__EXERCISE DIRECTIONS__
Every line containing the word "dalam" needs to be found and copied.

__PROVIDED ENTRIES__
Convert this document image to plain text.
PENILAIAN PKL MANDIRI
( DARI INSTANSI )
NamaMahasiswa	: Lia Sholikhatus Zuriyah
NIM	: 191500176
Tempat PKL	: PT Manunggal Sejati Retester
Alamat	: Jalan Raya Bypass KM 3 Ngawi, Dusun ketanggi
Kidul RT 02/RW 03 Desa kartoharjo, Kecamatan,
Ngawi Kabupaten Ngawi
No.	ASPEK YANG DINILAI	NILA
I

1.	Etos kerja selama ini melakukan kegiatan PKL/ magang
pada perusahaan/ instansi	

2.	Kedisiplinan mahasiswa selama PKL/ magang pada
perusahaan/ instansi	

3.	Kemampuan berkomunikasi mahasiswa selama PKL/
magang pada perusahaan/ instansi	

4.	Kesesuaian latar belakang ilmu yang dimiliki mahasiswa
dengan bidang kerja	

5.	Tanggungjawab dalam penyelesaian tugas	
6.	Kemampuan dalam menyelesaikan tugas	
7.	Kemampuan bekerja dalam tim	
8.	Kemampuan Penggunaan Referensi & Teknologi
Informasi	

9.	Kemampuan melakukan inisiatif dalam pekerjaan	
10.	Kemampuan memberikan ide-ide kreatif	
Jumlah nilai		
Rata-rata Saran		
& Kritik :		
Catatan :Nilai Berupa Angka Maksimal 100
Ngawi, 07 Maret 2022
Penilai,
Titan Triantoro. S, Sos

__ANSWER TO THE TASK__
5.	Tanggungjawab dalam penyelesaian tugas	
6.	Kemampuan dalam menyelesaikan tugas	
7.	Kemampuan bekerja dalam tim	
9.	Kemampuan melakukan inisiatif dalam pekerjaan	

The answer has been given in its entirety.